=== DATA PROVIDED ===

>>>>>

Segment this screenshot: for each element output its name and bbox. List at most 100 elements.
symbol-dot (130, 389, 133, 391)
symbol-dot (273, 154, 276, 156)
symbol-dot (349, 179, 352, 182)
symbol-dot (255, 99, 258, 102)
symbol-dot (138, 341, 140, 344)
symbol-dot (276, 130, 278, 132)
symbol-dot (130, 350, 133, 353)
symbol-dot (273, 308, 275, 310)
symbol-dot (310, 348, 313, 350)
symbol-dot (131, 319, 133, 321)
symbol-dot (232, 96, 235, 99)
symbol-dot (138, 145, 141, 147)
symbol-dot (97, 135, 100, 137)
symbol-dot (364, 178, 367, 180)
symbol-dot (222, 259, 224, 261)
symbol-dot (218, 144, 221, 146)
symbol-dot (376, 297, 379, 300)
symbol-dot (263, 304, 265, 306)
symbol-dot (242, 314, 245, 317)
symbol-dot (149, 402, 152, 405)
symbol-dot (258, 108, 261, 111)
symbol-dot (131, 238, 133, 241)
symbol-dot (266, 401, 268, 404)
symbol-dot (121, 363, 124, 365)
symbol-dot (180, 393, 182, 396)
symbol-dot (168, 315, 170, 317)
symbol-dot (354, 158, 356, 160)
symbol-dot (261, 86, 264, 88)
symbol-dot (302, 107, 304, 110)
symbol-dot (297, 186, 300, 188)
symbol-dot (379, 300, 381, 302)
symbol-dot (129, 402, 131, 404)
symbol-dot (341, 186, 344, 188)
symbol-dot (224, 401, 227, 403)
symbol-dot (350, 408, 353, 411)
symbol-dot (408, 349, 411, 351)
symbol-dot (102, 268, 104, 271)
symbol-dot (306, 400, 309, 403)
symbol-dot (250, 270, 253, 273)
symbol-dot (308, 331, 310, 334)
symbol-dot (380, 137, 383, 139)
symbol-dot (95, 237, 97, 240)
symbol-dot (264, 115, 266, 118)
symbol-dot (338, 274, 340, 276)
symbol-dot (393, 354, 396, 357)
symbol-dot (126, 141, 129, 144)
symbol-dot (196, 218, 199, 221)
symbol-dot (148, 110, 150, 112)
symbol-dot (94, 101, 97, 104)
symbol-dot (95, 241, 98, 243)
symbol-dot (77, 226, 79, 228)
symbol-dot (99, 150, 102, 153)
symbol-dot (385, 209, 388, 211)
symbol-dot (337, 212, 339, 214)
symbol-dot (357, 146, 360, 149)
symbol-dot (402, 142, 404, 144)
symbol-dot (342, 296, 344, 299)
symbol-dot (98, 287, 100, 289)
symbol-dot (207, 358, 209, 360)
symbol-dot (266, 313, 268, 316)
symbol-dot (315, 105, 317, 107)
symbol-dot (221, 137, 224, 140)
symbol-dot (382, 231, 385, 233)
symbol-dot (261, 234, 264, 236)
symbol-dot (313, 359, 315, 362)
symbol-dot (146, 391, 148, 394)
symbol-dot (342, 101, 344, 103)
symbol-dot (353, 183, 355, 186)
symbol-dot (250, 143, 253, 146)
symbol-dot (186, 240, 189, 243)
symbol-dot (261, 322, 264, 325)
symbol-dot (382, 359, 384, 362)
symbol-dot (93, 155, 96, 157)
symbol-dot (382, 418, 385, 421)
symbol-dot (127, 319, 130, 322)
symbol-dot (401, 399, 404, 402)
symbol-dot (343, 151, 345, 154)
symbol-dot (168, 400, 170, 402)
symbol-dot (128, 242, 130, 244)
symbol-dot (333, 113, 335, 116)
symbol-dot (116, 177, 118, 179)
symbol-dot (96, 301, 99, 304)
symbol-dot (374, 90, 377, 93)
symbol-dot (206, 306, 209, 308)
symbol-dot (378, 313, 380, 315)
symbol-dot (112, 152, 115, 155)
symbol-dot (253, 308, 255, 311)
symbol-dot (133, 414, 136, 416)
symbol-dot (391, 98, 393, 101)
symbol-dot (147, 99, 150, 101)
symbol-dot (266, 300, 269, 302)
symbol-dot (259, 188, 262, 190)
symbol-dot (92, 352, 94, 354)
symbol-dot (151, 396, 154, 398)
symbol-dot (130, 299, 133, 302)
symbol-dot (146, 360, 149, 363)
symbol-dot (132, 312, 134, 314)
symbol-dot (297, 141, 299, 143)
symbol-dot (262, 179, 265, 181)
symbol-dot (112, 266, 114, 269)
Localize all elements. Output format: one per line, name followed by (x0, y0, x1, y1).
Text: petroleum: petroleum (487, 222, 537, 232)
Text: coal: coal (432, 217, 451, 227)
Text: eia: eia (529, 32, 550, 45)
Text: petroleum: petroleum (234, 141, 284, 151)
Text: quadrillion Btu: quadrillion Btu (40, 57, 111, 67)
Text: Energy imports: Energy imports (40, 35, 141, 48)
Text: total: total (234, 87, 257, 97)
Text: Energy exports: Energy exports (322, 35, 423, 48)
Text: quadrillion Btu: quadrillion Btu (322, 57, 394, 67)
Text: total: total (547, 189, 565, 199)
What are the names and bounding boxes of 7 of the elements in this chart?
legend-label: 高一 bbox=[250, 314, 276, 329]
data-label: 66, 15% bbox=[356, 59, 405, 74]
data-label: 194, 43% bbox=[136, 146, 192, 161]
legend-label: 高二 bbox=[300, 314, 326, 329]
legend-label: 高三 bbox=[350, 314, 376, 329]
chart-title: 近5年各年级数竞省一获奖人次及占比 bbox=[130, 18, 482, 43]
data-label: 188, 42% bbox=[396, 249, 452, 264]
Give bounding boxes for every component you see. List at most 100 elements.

<<<<<
>>>>>

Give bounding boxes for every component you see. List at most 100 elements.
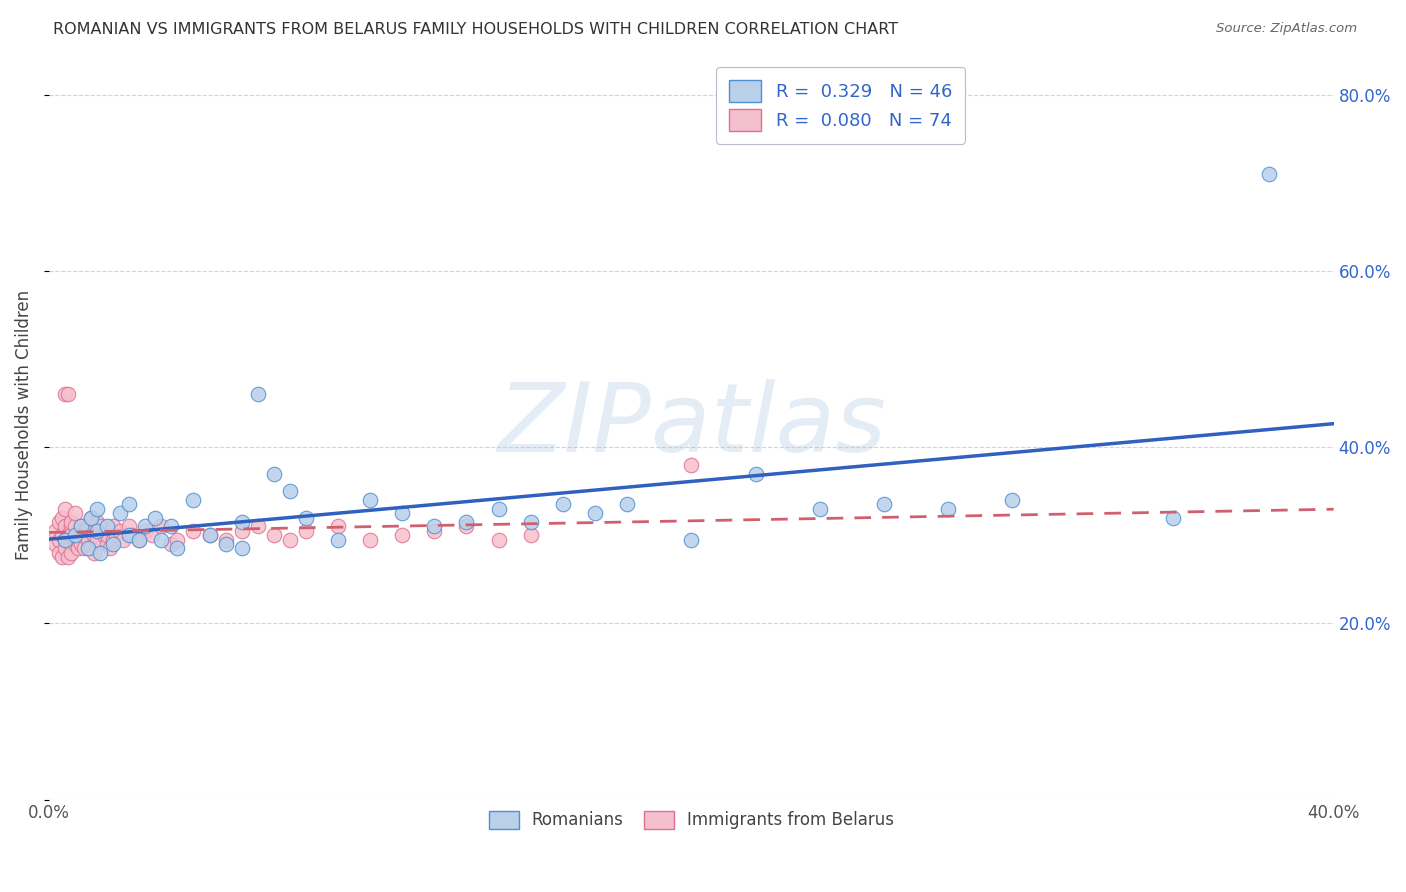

<<<<<

=== EXERCISE OBJECTIVE ===
Copy the rows verbatim, starting at the line that has "Segment this screenshot: for" and stopping after the line that has "symbol-dot (77, 226, 79, 228)".

=== THE ANSWER ===
Segment this screenshot: for each element output its name and bbox. List at most 100 elements.
symbol-dot (130, 389, 133, 391)
symbol-dot (273, 154, 276, 156)
symbol-dot (349, 179, 352, 182)
symbol-dot (255, 99, 258, 102)
symbol-dot (138, 341, 140, 344)
symbol-dot (276, 130, 278, 132)
symbol-dot (130, 350, 133, 353)
symbol-dot (273, 308, 275, 310)
symbol-dot (310, 348, 313, 350)
symbol-dot (131, 319, 133, 321)
symbol-dot (232, 96, 235, 99)
symbol-dot (138, 145, 141, 147)
symbol-dot (97, 135, 100, 137)
symbol-dot (364, 178, 367, 180)
symbol-dot (222, 259, 224, 261)
symbol-dot (218, 144, 221, 146)
symbol-dot (376, 297, 379, 300)
symbol-dot (263, 304, 265, 306)
symbol-dot (242, 314, 245, 317)
symbol-dot (149, 402, 152, 405)
symbol-dot (258, 108, 261, 111)
symbol-dot (131, 238, 133, 241)
symbol-dot (266, 401, 268, 404)
symbol-dot (121, 363, 124, 365)
symbol-dot (180, 393, 182, 396)
symbol-dot (168, 315, 170, 317)
symbol-dot (354, 158, 356, 160)
symbol-dot (261, 86, 264, 88)
symbol-dot (302, 107, 304, 110)
symbol-dot (297, 186, 300, 188)
symbol-dot (379, 300, 381, 302)
symbol-dot (129, 402, 131, 404)
symbol-dot (341, 186, 344, 188)
symbol-dot (224, 401, 227, 403)
symbol-dot (350, 408, 353, 411)
symbol-dot (408, 349, 411, 351)
symbol-dot (102, 268, 104, 271)
symbol-dot (306, 400, 309, 403)
symbol-dot (250, 270, 253, 273)
symbol-dot (308, 331, 310, 334)
symbol-dot (380, 137, 383, 139)
symbol-dot (95, 237, 97, 240)
symbol-dot (264, 115, 266, 118)
symbol-dot (338, 274, 340, 276)
symbol-dot (393, 354, 396, 357)
symbol-dot (126, 141, 129, 144)
symbol-dot (196, 218, 199, 221)
symbol-dot (148, 110, 150, 112)
symbol-dot (94, 101, 97, 104)
symbol-dot (95, 241, 98, 243)
symbol-dot (77, 226, 79, 228)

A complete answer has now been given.